| Stated task |
Output the entries verbatim, including every line.

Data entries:
** begin **
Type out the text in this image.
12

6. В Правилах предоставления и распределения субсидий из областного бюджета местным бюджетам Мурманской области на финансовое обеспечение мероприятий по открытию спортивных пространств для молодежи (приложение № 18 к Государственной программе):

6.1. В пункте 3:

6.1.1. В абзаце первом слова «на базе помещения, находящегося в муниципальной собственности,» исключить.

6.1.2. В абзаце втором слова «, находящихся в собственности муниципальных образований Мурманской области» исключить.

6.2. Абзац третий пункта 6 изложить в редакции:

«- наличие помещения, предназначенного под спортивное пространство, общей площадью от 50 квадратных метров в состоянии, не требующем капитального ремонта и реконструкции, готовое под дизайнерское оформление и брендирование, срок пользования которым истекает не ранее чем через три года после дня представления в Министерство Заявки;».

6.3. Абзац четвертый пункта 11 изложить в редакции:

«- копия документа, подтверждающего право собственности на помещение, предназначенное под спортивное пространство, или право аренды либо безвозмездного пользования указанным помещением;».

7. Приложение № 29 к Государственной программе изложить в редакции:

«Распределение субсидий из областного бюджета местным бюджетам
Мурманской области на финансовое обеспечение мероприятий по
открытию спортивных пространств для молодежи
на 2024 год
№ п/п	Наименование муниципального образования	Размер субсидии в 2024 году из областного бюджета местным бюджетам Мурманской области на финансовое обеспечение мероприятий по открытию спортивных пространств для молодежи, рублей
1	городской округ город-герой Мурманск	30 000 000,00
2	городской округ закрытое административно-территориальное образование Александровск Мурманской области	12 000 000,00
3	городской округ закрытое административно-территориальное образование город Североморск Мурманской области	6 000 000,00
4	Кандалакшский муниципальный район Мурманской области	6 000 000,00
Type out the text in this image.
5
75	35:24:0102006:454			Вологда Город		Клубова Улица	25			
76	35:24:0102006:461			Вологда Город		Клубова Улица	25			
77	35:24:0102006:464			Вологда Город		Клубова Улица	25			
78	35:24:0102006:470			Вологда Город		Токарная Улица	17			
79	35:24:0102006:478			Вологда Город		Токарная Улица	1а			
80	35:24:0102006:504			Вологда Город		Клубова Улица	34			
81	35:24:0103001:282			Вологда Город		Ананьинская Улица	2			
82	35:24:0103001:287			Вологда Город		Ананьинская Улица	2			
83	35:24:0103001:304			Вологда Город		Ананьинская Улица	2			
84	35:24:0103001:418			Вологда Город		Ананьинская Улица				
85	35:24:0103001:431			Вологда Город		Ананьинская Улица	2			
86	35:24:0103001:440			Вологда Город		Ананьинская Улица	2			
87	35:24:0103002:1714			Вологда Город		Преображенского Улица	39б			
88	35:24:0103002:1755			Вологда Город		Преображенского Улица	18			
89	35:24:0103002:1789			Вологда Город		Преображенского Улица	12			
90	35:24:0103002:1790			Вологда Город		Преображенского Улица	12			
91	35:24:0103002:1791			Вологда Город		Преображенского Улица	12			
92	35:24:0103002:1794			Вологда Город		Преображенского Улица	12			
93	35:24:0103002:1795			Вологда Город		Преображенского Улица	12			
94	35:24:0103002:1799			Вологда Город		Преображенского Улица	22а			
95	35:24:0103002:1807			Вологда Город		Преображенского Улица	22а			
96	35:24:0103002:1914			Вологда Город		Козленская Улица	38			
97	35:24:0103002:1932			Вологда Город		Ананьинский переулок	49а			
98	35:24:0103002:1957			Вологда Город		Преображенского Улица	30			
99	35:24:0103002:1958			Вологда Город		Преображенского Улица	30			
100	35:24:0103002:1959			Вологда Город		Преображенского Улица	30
** end **
| Task answer |
Type out the text in this image.
12

6. В Правилах предоставления и распределения субсидий из областного бюджета местным бюджетам Мурманской области на финансовое обеспечение мероприятий по открытию спортивных пространств для молодежи (приложение № 18 к Государственной программе):

6.1. В пункте 3:

6.1.1. В абзаце первом слова «на базе помещения, находящегося в муниципальной собственности,» исключить.

6.1.2. В абзаце втором слова «, находящихся в собственности муниципальных образований Мурманской области» исключить.

6.2. Абзац третий пункта 6 изложить в редакции:

«- наличие помещения, предназначенного под спортивное пространство, общей площадью от 50 квадратных метров в состоянии, не требующем капитального ремонта и реконструкции, готовое под дизайнерское оформление и брендирование, срок пользования которым истекает не ранее чем через три года после дня представления в Министерство Заявки;».

6.3. Абзац четвертый пункта 11 изложить в редакции:

«- копия документа, подтверждающего право собственности на помещение, предназначенное под спортивное пространство, или право аренды либо безвозмездного пользования указанным помещением;».

7. Приложение № 29 к Государственной программе изложить в редакции:

«Распределение субсидий из областного бюджета местным бюджетам
Мурманской области на финансовое обеспечение мероприятий по
открытию спортивных пространств для молодежи
на 2024 год
№ п/п	Наименование муниципального образования	Размер субсидии в 2024 году из областного бюджета местным бюджетам Мурманской области на финансовое обеспечение мероприятий по открытию спортивных пространств для молодежи, рублей
1	городской округ город-герой Мурманск	30 000 000,00
2	городской округ закрытое административно-территориальное образование Александровск Мурманской области	12 000 000,00
3	городской округ закрытое административно-территориальное образование город Североморск Мурманской области	6 000 000,00
4	Кандалакшский муниципальный район Мурманской области	6 000 000,00
Type out the text in this image.
5
75	35:24:0102006:454			Вологда Город		Клубова Улица	25			
76	35:24:0102006:461			Вологда Город		Клубова Улица	25			
77	35:24:0102006:464			Вологда Город		Клубова Улица	25			
78	35:24:0102006:470			Вологда Город		Токарная Улица	17			
79	35:24:0102006:478			Вологда Город		Токарная Улица	1а			
80	35:24:0102006:504			Вологда Город		Клубова Улица	34			
81	35:24:0103001:282			Вологда Город		Ананьинская Улица	2			
82	35:24:0103001:287			Вологда Город		Ананьинская Улица	2			
83	35:24:0103001:304			Вологда Город		Ананьинская Улица	2			
84	35:24:0103001:418			Вологда Город		Ананьинская Улица				
85	35:24:0103001:431			Вологда Город		Ананьинская Улица	2			
86	35:24:0103001:440			Вологда Город		Ананьинская Улица	2			
87	35:24:0103002:1714			Вологда Город		Преображенского Улица	39б			
88	35:24:0103002:1755			Вологда Город		Преображенского Улица	18			
89	35:24:0103002:1789			Вологда Город		Преображенского Улица	12			
90	35:24:0103002:1790			Вологда Город		Преображенского Улица	12			
91	35:24:0103002:1791			Вологда Город		Преображенского Улица	12			
92	35:24:0103002:1794			Вологда Город		Преображенского Улица	12			
93	35:24:0103002:1795			Вологда Город		Преображенского Улица	12			
94	35:24:0103002:1799			Вологда Город		Преображенского Улица	22а			
95	35:24:0103002:1807			Вологда Город		Преображенского Улица	22а			
96	35:24:0103002:1914			Вологда Город		Козленская Улица	38			
97	35:24:0103002:1932			Вологда Город		Ананьинский переулок	49а			
98	35:24:0103002:1957			Вологда Город		Преображенского Улица	30			
99	35:24:0103002:1958			Вологда Город		Преображенского Улица	30			
100	35:24:0103002:1959			Вологда Город		Преображенского Улица	30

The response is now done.